Problem to work on:
Wherever the string "JSON" occurs in a line of these records, report that line.
---+---
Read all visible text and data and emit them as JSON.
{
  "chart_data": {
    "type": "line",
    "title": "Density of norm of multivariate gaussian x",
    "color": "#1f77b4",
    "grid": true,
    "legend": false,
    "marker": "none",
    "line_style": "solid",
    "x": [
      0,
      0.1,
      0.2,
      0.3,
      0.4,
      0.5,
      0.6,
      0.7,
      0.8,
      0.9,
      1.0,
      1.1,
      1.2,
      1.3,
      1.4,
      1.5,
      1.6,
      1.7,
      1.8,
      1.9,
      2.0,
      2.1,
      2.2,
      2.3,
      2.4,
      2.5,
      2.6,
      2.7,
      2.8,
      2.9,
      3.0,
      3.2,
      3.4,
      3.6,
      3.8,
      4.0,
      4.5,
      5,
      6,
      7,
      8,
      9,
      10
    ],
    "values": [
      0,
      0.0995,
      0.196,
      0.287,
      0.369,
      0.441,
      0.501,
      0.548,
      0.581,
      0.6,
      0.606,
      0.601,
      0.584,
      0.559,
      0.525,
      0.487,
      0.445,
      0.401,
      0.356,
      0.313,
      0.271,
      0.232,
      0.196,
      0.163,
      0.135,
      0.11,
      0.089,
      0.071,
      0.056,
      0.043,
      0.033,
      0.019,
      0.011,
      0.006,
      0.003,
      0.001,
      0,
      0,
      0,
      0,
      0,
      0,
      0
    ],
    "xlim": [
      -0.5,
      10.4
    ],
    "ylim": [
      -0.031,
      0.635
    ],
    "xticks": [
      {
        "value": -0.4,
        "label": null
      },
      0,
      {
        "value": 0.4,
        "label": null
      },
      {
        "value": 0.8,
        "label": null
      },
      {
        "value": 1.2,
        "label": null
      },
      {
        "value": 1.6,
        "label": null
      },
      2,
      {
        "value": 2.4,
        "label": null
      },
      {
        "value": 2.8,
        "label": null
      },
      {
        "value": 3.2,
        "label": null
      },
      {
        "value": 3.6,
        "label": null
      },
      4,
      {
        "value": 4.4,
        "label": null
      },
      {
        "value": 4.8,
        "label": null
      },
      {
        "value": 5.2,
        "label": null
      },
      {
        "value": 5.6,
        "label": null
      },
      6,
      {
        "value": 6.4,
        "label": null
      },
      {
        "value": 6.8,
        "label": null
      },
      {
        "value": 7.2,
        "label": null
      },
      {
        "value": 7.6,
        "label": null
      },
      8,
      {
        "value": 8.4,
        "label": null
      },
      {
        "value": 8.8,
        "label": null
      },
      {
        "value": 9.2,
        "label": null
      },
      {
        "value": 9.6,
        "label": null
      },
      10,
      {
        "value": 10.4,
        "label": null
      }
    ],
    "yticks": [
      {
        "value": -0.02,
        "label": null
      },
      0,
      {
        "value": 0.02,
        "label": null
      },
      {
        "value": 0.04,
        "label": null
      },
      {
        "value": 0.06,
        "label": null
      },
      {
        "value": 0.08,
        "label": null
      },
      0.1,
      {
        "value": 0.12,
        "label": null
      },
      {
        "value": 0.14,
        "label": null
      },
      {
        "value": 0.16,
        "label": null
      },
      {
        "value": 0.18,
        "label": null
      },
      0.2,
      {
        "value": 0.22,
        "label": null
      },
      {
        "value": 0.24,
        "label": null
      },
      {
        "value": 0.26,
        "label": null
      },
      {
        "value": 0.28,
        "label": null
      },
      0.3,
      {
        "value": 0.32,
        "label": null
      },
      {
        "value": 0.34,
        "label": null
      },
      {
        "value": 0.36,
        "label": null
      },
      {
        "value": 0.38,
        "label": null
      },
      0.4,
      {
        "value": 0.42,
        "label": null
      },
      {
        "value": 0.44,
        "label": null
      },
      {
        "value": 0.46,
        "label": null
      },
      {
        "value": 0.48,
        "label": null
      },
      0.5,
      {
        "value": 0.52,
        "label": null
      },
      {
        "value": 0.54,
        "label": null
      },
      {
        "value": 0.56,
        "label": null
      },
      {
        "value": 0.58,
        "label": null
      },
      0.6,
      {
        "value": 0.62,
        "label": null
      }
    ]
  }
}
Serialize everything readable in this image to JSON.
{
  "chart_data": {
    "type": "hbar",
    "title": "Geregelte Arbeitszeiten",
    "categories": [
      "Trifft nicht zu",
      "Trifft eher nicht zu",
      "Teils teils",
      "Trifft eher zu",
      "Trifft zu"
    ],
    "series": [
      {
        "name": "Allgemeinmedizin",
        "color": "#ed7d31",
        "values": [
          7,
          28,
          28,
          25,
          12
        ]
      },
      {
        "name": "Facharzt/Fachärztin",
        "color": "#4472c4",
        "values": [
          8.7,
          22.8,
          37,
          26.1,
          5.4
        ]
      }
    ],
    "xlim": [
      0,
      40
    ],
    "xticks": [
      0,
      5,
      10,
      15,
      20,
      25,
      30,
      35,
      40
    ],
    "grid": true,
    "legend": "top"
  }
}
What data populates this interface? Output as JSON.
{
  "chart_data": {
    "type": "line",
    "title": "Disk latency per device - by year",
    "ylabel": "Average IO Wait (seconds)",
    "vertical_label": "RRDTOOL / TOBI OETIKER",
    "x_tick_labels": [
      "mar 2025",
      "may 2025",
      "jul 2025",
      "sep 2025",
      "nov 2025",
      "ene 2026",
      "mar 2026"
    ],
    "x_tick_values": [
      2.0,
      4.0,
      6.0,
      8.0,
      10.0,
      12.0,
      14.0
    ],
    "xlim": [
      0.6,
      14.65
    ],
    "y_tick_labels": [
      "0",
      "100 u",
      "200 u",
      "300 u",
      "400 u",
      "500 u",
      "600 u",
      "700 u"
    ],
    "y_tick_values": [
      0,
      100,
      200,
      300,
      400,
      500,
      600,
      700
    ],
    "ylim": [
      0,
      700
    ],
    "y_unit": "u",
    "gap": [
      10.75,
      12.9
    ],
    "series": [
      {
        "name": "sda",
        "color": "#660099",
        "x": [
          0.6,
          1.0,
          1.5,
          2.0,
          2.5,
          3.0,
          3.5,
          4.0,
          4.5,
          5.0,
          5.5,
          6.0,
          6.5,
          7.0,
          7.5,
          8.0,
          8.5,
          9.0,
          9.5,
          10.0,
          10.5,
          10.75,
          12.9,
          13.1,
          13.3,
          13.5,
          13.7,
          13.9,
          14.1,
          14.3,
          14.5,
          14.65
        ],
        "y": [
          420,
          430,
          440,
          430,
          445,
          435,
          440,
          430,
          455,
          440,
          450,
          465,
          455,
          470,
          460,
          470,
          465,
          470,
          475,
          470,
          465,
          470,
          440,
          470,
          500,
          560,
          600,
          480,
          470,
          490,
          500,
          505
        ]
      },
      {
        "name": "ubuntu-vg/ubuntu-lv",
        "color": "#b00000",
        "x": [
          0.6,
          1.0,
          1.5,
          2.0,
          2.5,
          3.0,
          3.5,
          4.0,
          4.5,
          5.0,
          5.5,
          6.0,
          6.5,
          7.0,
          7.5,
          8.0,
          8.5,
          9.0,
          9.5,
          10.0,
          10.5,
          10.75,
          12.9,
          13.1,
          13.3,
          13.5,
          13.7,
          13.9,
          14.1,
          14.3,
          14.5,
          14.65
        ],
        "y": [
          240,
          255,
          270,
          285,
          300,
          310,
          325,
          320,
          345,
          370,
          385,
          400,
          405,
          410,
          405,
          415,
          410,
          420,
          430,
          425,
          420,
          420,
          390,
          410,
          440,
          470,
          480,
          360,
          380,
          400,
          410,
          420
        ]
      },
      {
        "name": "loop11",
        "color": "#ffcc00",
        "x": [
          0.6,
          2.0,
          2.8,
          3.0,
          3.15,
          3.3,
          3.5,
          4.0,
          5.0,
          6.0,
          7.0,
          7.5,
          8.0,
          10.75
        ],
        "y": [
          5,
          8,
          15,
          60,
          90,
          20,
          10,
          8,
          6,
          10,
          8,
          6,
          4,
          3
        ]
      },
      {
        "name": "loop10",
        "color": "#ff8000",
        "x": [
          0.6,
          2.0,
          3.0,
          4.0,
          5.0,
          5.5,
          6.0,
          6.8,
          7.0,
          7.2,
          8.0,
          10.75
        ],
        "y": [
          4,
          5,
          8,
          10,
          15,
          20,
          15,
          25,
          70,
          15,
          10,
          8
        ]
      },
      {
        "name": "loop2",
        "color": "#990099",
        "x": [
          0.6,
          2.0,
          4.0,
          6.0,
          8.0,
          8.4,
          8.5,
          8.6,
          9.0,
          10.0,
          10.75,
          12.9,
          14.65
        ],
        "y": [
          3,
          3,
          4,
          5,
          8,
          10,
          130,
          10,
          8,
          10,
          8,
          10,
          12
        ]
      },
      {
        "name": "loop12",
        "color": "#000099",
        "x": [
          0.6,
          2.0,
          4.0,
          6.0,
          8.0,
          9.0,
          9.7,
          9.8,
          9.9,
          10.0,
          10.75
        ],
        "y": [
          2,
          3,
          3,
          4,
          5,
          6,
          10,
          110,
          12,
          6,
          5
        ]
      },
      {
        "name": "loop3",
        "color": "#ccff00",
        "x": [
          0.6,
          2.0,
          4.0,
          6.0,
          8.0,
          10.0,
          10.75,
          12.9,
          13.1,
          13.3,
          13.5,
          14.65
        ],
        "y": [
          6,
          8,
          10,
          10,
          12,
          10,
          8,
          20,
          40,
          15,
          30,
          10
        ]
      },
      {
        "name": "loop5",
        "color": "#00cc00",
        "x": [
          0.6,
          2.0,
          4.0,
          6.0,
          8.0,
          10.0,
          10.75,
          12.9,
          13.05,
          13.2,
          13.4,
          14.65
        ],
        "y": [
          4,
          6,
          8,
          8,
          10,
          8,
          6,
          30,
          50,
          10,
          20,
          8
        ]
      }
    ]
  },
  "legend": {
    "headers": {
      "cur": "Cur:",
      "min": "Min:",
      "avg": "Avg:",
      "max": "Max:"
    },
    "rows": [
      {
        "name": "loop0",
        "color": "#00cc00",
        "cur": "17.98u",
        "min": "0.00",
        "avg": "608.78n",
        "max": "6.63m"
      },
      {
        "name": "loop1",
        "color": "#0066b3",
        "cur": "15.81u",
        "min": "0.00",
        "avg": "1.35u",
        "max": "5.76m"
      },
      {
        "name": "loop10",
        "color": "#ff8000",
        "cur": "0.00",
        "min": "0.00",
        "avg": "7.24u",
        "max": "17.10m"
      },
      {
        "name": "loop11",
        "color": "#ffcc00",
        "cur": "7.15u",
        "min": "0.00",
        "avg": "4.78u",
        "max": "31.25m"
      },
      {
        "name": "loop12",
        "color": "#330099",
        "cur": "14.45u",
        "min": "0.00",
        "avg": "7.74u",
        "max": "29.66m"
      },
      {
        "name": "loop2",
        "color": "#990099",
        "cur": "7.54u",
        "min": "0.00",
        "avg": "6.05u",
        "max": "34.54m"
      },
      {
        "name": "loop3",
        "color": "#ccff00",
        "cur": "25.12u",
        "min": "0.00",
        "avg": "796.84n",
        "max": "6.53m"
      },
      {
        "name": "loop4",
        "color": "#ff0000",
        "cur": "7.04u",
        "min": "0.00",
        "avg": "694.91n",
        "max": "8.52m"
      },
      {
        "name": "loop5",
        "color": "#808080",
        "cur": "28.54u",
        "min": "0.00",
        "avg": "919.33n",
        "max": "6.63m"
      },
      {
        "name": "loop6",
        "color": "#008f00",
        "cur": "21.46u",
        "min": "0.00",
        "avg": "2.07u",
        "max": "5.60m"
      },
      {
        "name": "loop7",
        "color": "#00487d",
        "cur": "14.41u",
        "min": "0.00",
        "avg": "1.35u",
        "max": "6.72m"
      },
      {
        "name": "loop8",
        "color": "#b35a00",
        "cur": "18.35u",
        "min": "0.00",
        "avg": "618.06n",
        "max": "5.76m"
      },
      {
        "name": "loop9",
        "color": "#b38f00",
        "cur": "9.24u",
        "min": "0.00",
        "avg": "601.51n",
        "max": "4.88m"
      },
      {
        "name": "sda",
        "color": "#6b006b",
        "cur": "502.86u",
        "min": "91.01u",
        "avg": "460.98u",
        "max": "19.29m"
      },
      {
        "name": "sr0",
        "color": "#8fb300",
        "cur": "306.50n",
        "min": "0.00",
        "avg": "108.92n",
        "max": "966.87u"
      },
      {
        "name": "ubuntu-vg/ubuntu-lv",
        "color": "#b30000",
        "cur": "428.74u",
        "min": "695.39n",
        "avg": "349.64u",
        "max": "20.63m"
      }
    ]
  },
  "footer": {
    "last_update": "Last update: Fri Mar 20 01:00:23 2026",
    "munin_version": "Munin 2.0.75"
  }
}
---+---
Written solution:
Read all visible text and data and emit them as JSON.
Serialize everything readable in this image to JSON.
What data populates this interface? Output as JSON.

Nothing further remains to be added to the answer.